Work to be completed —
Please reproduce every line of the items below word for word, leaving out the pictures.

[Rows from a layout dataset]
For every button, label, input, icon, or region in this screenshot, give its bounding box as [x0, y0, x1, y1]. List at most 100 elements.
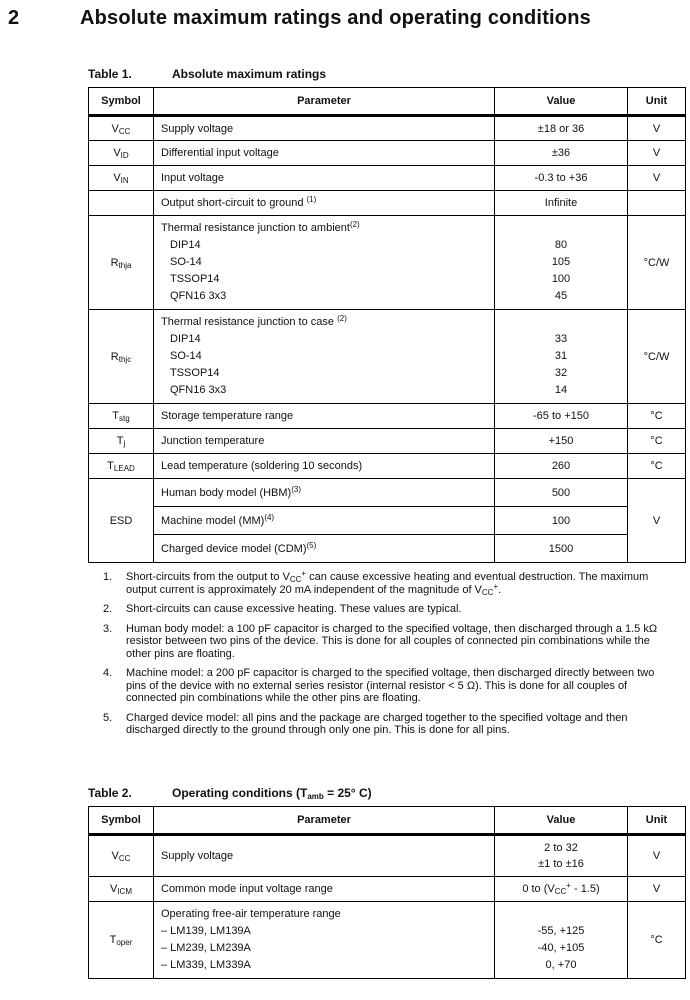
value-cell: 80 105 100 45: [494, 215, 628, 310]
table2-caption-label: Table 2.: [88, 785, 132, 800]
unit-cell: [627, 190, 686, 216]
value-cell: ±36: [494, 140, 628, 166]
unit-cell: V: [627, 140, 686, 166]
table2-operating-conditions: Symbol Parameter Value Unit VCC Supply v…: [88, 805, 686, 979]
footnote-text: Machine model: a 200 pF capacitor is cha…: [126, 667, 655, 705]
parameter-cell: Storage temperature range: [153, 403, 495, 429]
unit-cell: V: [627, 478, 686, 563]
symbol-cell: VIN: [88, 165, 154, 191]
temp-range-value: -40, +105: [537, 941, 585, 954]
parameter-cell: Output short-circuit to ground (1): [153, 190, 495, 216]
column-header-value: Value: [494, 87, 628, 117]
symbol-cell: Tj: [88, 428, 154, 454]
package-name: DIP14: [170, 333, 201, 345]
value-cell: 100: [494, 506, 628, 535]
table-row-vid: VID Differential input voltage ±36 V: [88, 140, 686, 166]
table1-header-row: Symbol Parameter Value Unit: [88, 87, 686, 117]
footnote-4: 4. Machine model: a 200 pF capacitor is …: [103, 667, 663, 705]
unit-cell: V: [627, 875, 686, 902]
value-cell: -65 to +150: [494, 403, 628, 429]
table-row-rthja: Rthja Thermal resistance junction to amb…: [88, 215, 686, 310]
table-row-toper: Toper Operating free-air temperature ran…: [88, 900, 686, 979]
parameter-cell: Machine model (MM)(4): [153, 506, 495, 535]
footnote-text: Short-circuits can cause excessive heati…: [126, 603, 462, 616]
package-name: QFN16 3x3: [170, 384, 227, 396]
parameter-cell: Input voltage: [153, 165, 495, 191]
unit-cell: V: [627, 833, 686, 877]
unit-cell: °C: [627, 453, 686, 479]
thermal-title: Thermal resistance junction to ambient(2…: [161, 220, 360, 235]
table1-caption-label: Table 1.: [88, 67, 132, 81]
parameter-cell: Junction temperature: [153, 428, 495, 454]
unit-cell: °C: [627, 428, 686, 454]
symbol-cell: TLEAD: [88, 453, 154, 479]
parameter-cell: Thermal resistance junction to ambient(2…: [153, 215, 495, 310]
device-range: – LM339, LM339A: [161, 958, 251, 971]
footnote-number: 2.: [103, 603, 113, 616]
table-row-output-short-circuit: Output short-circuit to ground (1) Infin…: [88, 190, 686, 216]
table-row-esd-hbm: ESD Human body model (HBM)(3) 500 V: [88, 478, 686, 563]
value-cell: 2 to 32 ±1 to ±16: [494, 833, 628, 877]
table-row-vin: VIN Input voltage -0.3 to +36 V: [88, 165, 686, 191]
value-cell: -55, +125 -40, +105 0, +70: [494, 900, 628, 979]
package-name: QFN16 3x3: [170, 290, 227, 302]
value-cell: 33 31 32 14: [494, 309, 628, 404]
table2-header-row: Symbol Parameter Value Unit: [88, 805, 686, 836]
value-cell: +150: [494, 428, 628, 454]
column-header-value: Value: [494, 805, 628, 836]
value-cell: 260: [494, 453, 628, 479]
unit-cell: °C/W: [627, 309, 686, 404]
symbol-cell: VID: [88, 140, 154, 166]
package-name: TSSOP14: [170, 367, 220, 379]
thermal-value: 80: [554, 239, 568, 251]
toper-title: Operating free-air temperature range: [161, 907, 341, 920]
parameter-cell: Operating free-air temperature range – L…: [153, 900, 495, 979]
symbol-cell: Rthjc: [88, 309, 154, 404]
table1-absolute-maximum-ratings: Symbol Parameter Value Unit VCC Supply v…: [88, 87, 686, 563]
unit-cell: V: [627, 115, 686, 141]
footnote-3: 3. Human body model: a 100 pF capacitor …: [103, 623, 663, 661]
table-row-esd-cdm: Charged device model (CDM)(5) 1500: [89, 534, 686, 563]
table-row-tj: Tj Junction temperature +150 °C: [88, 428, 686, 454]
symbol-cell: [88, 190, 154, 216]
value-cell: ±18 or 36: [494, 115, 628, 141]
unit-cell: °C: [627, 403, 686, 429]
table-row-esd-mm: Machine model (MM)(4) 100: [89, 506, 686, 535]
column-header-symbol: Symbol: [88, 87, 154, 117]
value-cell: Infinite: [494, 190, 628, 216]
thermal-value: 100: [551, 273, 571, 285]
footnote-2: 2. Short-circuits can cause excessive he…: [103, 603, 663, 616]
parameter-cell: Charged device model (CDM)(5): [153, 534, 495, 563]
table-row-tlead: TLEAD Lead temperature (soldering 10 sec…: [88, 453, 686, 479]
symbol-cell: ESD: [88, 478, 154, 563]
package-name: SO-14: [170, 350, 202, 362]
temp-range-value: 0, +70: [545, 958, 577, 971]
symbol-cell: Tstg: [88, 403, 154, 429]
section-number: 2: [8, 7, 20, 29]
table1-caption-text: Absolute maximum ratings: [172, 67, 327, 81]
column-header-parameter: Parameter: [153, 87, 495, 117]
thermal-title: Thermal resistance junction to case (2): [161, 314, 347, 329]
table-row-vcc-operating: VCC Supply voltage 2 to 32 ±1 to ±16 V: [88, 833, 686, 877]
footnote-number: 5.: [103, 711, 113, 724]
symbol-cell: VICM: [88, 875, 154, 902]
device-range: – LM139, LM139A: [161, 924, 251, 937]
thermal-value: 105: [551, 256, 571, 268]
footnote-number: 3.: [103, 622, 113, 635]
thermal-value: 33: [554, 333, 568, 345]
parameter-cell: Human body model (HBM)(3): [153, 478, 495, 507]
value-cell: 500: [494, 478, 628, 507]
parameter-cell: Common mode input voltage range: [153, 875, 495, 902]
package-name: TSSOP14: [170, 273, 220, 285]
package-name: DIP14: [170, 239, 201, 251]
column-header-unit: Unit: [627, 805, 686, 836]
table1-caption: Table 1. Absolute maximum ratings: [88, 67, 690, 81]
temp-range-value: -55, +125: [537, 924, 585, 937]
section-title: Absolute maximum ratings and operating c…: [80, 7, 591, 29]
footnote-number: 4.: [103, 667, 113, 680]
unit-cell: °C: [627, 900, 686, 979]
value-cell: -0.3 to +36: [494, 165, 628, 191]
table-row-tstg: Tstg Storage temperature range -65 to +1…: [88, 403, 686, 429]
value-cell: 1500: [494, 534, 628, 563]
value-line: ±1 to ±16: [538, 857, 584, 870]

Problem solution —
For every button, label, input, icon, or region in this screenshot, give its bounding box as [x0, y0, x1, y1]. List at most 100 elements.
value-cell: 80 105 100 45: [494, 215, 628, 310]
table2-caption-label: Table 2.: [88, 785, 132, 800]
unit-cell: [627, 190, 686, 216]
value-cell: ±36: [494, 140, 628, 166]
unit-cell: V: [627, 140, 686, 166]
table2-operating-conditions: Symbol Parameter Value Unit VCC Supply v…: [88, 805, 686, 979]
footnote-text: Machine model: a 200 pF capacitor is cha…: [126, 667, 655, 705]
parameter-cell: Storage temperature range: [153, 403, 495, 429]
unit-cell: V: [627, 478, 686, 563]
symbol-cell: VIN: [88, 165, 154, 191]
temp-range-value: -40, +105: [537, 941, 585, 954]
parameter-cell: Output short-circuit to ground (1): [153, 190, 495, 216]
column-header-value: Value: [494, 87, 628, 117]
symbol-cell: Tj: [88, 428, 154, 454]
package-name: DIP14: [170, 333, 201, 345]
value-cell: 100: [494, 506, 628, 535]
table-row-vid: VID Differential input voltage ±36 V: [88, 140, 686, 166]
table1-header-row: Symbol Parameter Value Unit: [88, 87, 686, 117]
footnote-4: 4. Machine model: a 200 pF capacitor is …: [103, 667, 663, 705]
unit-cell: V: [627, 875, 686, 902]
value-cell: -65 to +150: [494, 403, 628, 429]
table-row-rthja: Rthja Thermal resistance junction to amb…: [88, 215, 686, 310]
table-row-toper: Toper Operating free-air temperature ran…: [88, 900, 686, 979]
parameter-cell: Machine model (MM)(4): [153, 506, 495, 535]
footnote-text: Short-circuits can cause excessive heati…: [126, 603, 462, 616]
package-name: QFN16 3x3: [170, 384, 227, 396]
parameter-cell: Input voltage: [153, 165, 495, 191]
unit-cell: V: [627, 833, 686, 877]
unit-cell: °C: [627, 453, 686, 479]
thermal-title: Thermal resistance junction to ambient(2…: [161, 220, 360, 235]
table1-caption-label: Table 1.: [88, 67, 132, 81]
parameter-cell: Junction temperature: [153, 428, 495, 454]
unit-cell: °C: [627, 428, 686, 454]
symbol-cell: TLEAD: [88, 453, 154, 479]
parameter-cell: Thermal resistance junction to ambient(2…: [153, 215, 495, 310]
device-range: – LM339, LM339A: [161, 958, 251, 971]
footnote-number: 2.: [103, 603, 113, 616]
table-row-output-short-circuit: Output short-circuit to ground (1) Infin…: [88, 190, 686, 216]
table-row-esd-hbm: ESD Human body model (HBM)(3) 500 V: [88, 478, 686, 563]
value-cell: 2 to 32 ±1 to ±16: [494, 833, 628, 877]
table-row-vin: VIN Input voltage -0.3 to +36 V: [88, 165, 686, 191]
value-cell: -55, +125 -40, +105 0, +70: [494, 900, 628, 979]
package-name: QFN16 3x3: [170, 290, 227, 302]
value-cell: 33 31 32 14: [494, 309, 628, 404]
table2-header-row: Symbol Parameter Value Unit: [88, 805, 686, 836]
value-cell: +150: [494, 428, 628, 454]
column-header-value: Value: [494, 805, 628, 836]
value-cell: 260: [494, 453, 628, 479]
unit-cell: °C/W: [627, 309, 686, 404]
symbol-cell: VID: [88, 140, 154, 166]
package-name: TSSOP14: [170, 367, 220, 379]
thermal-value: 80: [554, 239, 568, 251]
toper-title: Operating free-air temperature range: [161, 907, 341, 920]
parameter-cell: Operating free-air temperature range – L…: [153, 900, 495, 979]
symbol-cell: Rthjc: [88, 309, 154, 404]
table1-absolute-maximum-ratings: Symbol Parameter Value Unit VCC Supply v…: [88, 87, 686, 563]
unit-cell: V: [627, 115, 686, 141]
footnote-3: 3. Human body model: a 100 pF capacitor …: [103, 623, 663, 661]
table-row-esd-cdm: Charged device model (CDM)(5) 1500: [89, 534, 686, 563]
table-row-tj: Tj Junction temperature +150 °C: [88, 428, 686, 454]
symbol-cell: [88, 190, 154, 216]
value-cell: ±18 or 36: [494, 115, 628, 141]
unit-cell: °C: [627, 403, 686, 429]
table-row-esd-mm: Machine model (MM)(4) 100: [89, 506, 686, 535]
column-header-symbol: Symbol: [88, 87, 154, 117]
value-cell: Infinite: [494, 190, 628, 216]
thermal-value: 100: [551, 273, 571, 285]
footnote-2: 2. Short-circuits can cause excessive he…: [103, 603, 663, 616]
parameter-cell: Charged device model (CDM)(5): [153, 534, 495, 563]
table-row-tlead: TLEAD Lead temperature (soldering 10 sec…: [88, 453, 686, 479]
symbol-cell: ESD: [88, 478, 154, 563]
package-name: SO-14: [170, 350, 202, 362]
temp-range-value: 0, +70: [545, 958, 577, 971]
symbol-cell: Tstg: [88, 403, 154, 429]
section-number: 2: [8, 7, 20, 29]
table1-caption-text: Absolute maximum ratings: [172, 67, 327, 81]
column-header-parameter: Parameter: [153, 87, 495, 117]
thermal-title: Thermal resistance junction to case (2): [161, 314, 347, 329]
table-row-vcc-operating: VCC Supply voltage 2 to 32 ±1 to ±16 V: [88, 833, 686, 877]
footnote-number: 5.: [103, 711, 113, 724]
symbol-cell: VICM: [88, 875, 154, 902]
device-range: – LM139, LM139A: [161, 924, 251, 937]
thermal-value: 105: [551, 256, 571, 268]
footnote-number: 3.: [103, 622, 113, 635]
thermal-value: 33: [554, 333, 568, 345]
parameter-cell: Human body model (HBM)(3): [153, 478, 495, 507]
value-cell: 500: [494, 478, 628, 507]
parameter-cell: Common mode input voltage range: [153, 875, 495, 902]
package-name: TSSOP14: [170, 273, 220, 285]
package-name: DIP14: [170, 239, 201, 251]
column-header-unit: Unit: [627, 805, 686, 836]
table1-caption: Table 1. Absolute maximum ratings: [88, 67, 690, 81]
temp-range-value: -55, +125: [537, 924, 585, 937]
section-title: Absolute maximum ratings and operating c…: [80, 7, 591, 29]
footnote-number: 4.: [103, 667, 113, 680]
unit-cell: °C: [627, 900, 686, 979]
value-cell: -0.3 to +36: [494, 165, 628, 191]
table-row-tstg: Tstg Storage temperature range -65 to +1…: [88, 403, 686, 429]
value-cell: 1500: [494, 534, 628, 563]
value-line: ±1 to ±16: [538, 857, 584, 870]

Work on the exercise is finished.